Jede Beziehung entwickelt über die Zeit Regeln und Gewohnheiten im Schenken. Im besten Fall lernt man mit jedem Jahr mehr, wie man gelungen beschenken kann. Das sieht für jede und jeden sicherlich anders aus. Der amerikanische Paar- und Beziehungsberater Gary Chapman unterscheidet daher fünf Sprachen der Liebe: Lob, Quality-Time, Geschenke, Hilfsbereitschaft und Zärtlichkeit. So kann ein Mensch, der vor allem über Hilfsbereitschaft beschenkt werden kann, vermutlich mehr damit anfangen, überraschend sein Auto geputzt und gesaugt vorzufinden, als neue Bettwäsche geschenkt zu bekommen.
Interessant finde ich dabei, dass nicht jedes Geschenk einen materiellen Wert haben muss, um eine echte Freude auszulösen. Ein ernst gemeintes Lob, eine herzliche Umarmung oder eine ausgeräumte Spülmaschine können genauso perfekte Geschenke sein wie eine Reise oder eine lang gewünschte Handtasche. Eine Sache steht fest: Je besser ich also die Liebes-Sprache des anderen kenne, desto sicherer kann ich mir über mein Geschenk sein.
★ ★ ★ ★ ★ ★ ★
Entnimm dem Seitenauszug den Abschnitt wortgetreu: Beginne bei den Worten „Jede Beziehung entwickelt“ und höre nach „geschenkt zu bekommen.“ auf. Die Zeilen weiter unten stehen in keinem Zusammenhang mit dem Seitenauszug.

● Gegebene Angaben
★ ★ ★ ★ ★ ★ ★
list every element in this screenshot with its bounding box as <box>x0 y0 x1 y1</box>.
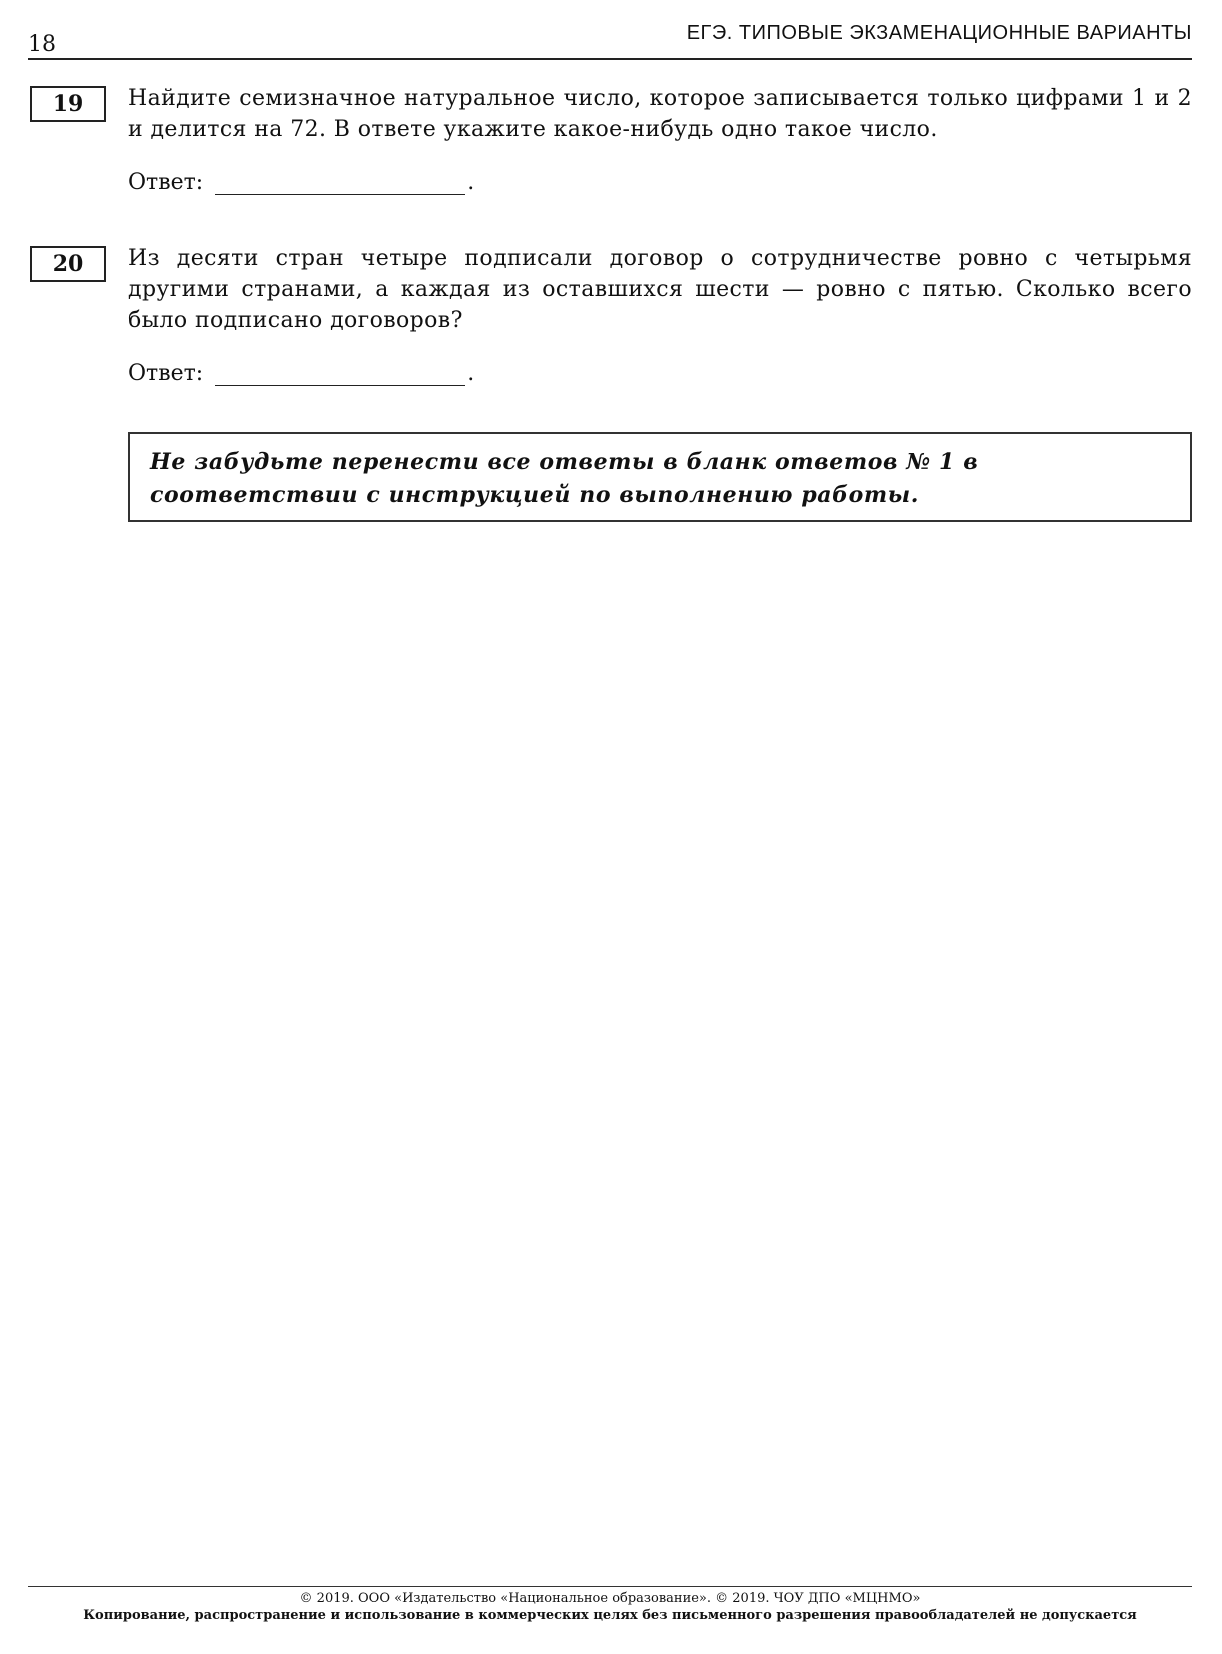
★ ★ ★ ★ ★ ★ ★
● Lösung
Jede Beziehung entwickelt über die Zeit Regeln und Gewohnheiten im Schenken. Im besten Fall lernt man mit jedem Jahr mehr, wie man gelungen beschenken kann. Das sieht für jede und jeden sicherlich anders aus. Der amerikanische Paar- und Beziehungsberater Gary Chapman unterscheidet daher fünf Sprachen der Liebe: Lob, Quality-Time, Geschenke, Hilfsbereitschaft und Zärtlichkeit. So kann ein Mensch, der vor allem über Hilfsbereitschaft beschenkt werden kann, vermutlich mehr damit anfangen, überraschend sein Auto geputzt und gesaugt vorzufinden, als neue Bettwäsche geschenkt zu bekommen.